*Excerpt provided*:
[Start of Attachment]

Transformational Practices

Transpract

What does it mean, to have grace in gravity? Perhaps it all starts with awareness. Both Rolfing and Yoga are practices that build awareness, including that of our physicality. Over time this consciousness expands into an embodied experience and what that means in the context of the world we live in.

Yoga and Rolfing are different methods for exploring and finding ease in the world. Both are pathways to understanding the mind-body relationship, yet each promote building awareness of our intentions and actions in their own unique way. We all have the opportunity to make positive choices in our life. One of the challenges is in identifying habit patterns that do not contribute to our overall well being, and then having the courage and adaptability to change.

Yoga asana builds an awareness of how we relate to ourselves, other beings and the outside world. The Jivamukti method in particular emphasizes a path towards enlightenment; a path to bliss. This joyfilled state begins with ahimsa (non harming) and highlights how our thoughts, words and actions play a role in attaining long-term, sustainable happiness. This includes choices we make as consumers, such as how we fuel our body and mind. The more we become aware of the connection between all beings, the more we can understand the importance of being kind, and not doing those other beings harm. Eventually, these practices lead to seeing our self in all, and this is yoga.

[End of Attachment]

*Dataset records*:
[Start of Attachment]

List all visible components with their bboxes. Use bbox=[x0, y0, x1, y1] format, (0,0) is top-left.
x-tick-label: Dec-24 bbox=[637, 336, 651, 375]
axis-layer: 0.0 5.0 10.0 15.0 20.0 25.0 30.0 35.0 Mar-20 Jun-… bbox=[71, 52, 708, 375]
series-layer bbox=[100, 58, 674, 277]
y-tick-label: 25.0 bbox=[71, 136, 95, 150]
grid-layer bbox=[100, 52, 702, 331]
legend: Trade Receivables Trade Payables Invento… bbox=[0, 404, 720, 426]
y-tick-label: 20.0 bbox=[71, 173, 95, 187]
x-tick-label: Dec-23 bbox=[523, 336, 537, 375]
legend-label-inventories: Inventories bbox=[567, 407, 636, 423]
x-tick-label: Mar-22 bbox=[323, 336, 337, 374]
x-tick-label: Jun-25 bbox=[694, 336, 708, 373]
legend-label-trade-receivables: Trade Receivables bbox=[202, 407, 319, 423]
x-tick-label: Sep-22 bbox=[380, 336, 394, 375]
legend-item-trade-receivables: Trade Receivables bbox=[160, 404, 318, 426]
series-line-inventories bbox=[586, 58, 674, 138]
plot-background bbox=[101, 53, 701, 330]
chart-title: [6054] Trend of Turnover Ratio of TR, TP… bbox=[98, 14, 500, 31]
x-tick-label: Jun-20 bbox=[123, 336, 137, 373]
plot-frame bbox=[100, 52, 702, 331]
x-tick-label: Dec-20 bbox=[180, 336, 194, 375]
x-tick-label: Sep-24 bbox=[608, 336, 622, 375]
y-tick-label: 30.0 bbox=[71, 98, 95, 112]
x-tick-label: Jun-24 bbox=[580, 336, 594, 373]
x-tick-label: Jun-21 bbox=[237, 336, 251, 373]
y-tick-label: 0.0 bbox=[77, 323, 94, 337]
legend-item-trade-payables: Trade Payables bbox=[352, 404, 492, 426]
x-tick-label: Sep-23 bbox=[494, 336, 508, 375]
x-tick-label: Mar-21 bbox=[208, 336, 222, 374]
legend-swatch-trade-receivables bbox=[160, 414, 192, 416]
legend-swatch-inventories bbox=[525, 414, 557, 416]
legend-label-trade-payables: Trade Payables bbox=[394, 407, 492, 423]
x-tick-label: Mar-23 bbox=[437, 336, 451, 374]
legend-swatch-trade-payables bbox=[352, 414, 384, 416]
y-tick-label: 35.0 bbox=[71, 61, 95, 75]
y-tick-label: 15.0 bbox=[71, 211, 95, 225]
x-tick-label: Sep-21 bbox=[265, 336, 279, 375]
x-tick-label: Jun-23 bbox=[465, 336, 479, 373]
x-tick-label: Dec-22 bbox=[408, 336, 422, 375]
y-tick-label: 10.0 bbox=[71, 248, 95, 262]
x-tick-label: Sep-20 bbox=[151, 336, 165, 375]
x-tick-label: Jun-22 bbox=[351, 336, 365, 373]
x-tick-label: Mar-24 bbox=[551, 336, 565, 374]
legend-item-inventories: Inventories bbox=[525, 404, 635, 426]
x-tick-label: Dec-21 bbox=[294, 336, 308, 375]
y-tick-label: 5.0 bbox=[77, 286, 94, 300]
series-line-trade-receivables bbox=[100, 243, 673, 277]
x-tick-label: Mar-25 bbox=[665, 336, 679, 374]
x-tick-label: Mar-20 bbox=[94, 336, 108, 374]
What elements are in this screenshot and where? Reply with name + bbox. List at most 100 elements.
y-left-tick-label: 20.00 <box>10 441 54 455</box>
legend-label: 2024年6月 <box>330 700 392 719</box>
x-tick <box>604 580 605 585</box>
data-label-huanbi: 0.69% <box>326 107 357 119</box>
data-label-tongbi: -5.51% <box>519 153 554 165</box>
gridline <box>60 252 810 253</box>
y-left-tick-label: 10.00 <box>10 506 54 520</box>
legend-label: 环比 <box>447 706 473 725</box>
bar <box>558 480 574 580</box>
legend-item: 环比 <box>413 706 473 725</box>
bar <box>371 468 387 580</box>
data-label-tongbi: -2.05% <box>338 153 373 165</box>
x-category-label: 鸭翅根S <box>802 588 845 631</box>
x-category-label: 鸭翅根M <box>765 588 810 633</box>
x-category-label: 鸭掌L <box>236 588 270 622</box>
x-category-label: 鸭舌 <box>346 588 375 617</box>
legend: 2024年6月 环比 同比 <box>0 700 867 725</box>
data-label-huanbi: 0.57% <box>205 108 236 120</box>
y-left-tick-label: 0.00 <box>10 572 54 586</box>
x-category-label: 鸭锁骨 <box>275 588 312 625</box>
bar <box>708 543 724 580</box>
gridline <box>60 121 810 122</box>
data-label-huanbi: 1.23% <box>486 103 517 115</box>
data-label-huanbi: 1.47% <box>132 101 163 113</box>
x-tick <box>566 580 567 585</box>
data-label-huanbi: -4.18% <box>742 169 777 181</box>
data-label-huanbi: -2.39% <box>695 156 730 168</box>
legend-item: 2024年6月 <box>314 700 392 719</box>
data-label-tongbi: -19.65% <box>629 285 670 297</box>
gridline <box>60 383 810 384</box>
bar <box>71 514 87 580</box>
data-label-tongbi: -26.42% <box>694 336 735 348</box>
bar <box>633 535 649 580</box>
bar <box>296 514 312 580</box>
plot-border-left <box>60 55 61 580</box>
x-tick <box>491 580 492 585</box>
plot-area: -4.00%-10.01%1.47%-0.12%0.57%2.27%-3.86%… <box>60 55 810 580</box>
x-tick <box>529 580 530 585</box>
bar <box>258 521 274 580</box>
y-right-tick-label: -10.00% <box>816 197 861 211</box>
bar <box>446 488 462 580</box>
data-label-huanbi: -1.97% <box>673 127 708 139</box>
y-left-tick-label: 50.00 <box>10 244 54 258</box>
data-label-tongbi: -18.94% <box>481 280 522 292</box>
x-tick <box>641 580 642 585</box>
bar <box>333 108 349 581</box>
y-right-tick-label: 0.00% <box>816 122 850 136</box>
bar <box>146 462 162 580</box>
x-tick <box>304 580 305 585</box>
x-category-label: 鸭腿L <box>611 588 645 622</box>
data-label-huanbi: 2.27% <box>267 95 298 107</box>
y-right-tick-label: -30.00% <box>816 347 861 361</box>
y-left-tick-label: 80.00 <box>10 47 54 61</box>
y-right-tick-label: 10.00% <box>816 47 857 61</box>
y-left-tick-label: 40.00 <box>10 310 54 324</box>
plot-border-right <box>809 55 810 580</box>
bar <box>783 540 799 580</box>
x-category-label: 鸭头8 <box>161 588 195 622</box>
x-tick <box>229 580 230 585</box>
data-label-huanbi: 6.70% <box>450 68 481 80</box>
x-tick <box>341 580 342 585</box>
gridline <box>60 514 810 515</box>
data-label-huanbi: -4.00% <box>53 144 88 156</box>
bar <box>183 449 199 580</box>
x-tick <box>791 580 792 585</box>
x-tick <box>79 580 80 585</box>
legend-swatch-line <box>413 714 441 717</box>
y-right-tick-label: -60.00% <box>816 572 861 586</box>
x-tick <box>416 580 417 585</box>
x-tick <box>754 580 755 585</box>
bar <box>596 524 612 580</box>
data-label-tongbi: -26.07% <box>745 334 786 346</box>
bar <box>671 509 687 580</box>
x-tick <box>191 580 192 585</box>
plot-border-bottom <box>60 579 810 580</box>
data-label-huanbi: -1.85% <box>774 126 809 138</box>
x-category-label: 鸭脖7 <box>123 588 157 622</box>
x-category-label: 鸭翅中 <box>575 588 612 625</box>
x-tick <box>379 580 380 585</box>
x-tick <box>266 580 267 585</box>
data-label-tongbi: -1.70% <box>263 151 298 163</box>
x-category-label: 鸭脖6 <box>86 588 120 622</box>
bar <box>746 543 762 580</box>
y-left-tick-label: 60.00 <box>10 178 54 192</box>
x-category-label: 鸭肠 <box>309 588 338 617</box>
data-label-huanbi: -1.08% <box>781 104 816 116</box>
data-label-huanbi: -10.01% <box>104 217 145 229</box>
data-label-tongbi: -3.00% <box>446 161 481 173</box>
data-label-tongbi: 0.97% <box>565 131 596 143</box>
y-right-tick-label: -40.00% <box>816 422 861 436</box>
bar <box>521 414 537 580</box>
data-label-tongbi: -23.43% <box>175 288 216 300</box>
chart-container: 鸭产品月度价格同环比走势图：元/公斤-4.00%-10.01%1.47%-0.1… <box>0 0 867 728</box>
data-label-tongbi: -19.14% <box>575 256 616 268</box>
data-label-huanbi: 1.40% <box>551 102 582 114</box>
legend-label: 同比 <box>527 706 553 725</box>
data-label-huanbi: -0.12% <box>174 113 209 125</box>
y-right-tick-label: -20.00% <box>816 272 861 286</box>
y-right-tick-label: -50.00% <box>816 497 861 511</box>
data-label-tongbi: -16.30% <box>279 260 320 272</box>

[End of Attachment]

*List of tasks*:
[A] In the Rolfing and Yoga text, what does the joyfilled state of the Jivamukti method begin with?
[B] Please set down everything in the Rolfing and Yoga text from "Yoga asana builds" down to "this is yoga.".

*Solutions for each task*:
[A] It begins with ahimsa (non harming).

[B]
Yoga asana builds an awareness of how we relate to ourselves, other beings and the outside world. The Jivamukti method in particular emphasizes a path towards enlightenment; a path to bliss. This joyfilled state begins with ahimsa (non harming) and highlights how our thoughts, words and actions play a role in attaining long-term, sustainable happiness. This includes choices we make as consumers, such as how we fuel our body and mind. The more we become aware of the connection between all beings, the more we can understand the importance of being kind, and not doing those other beings harm. Eventually, these practices lead to seeing our self in all, and this is yoga.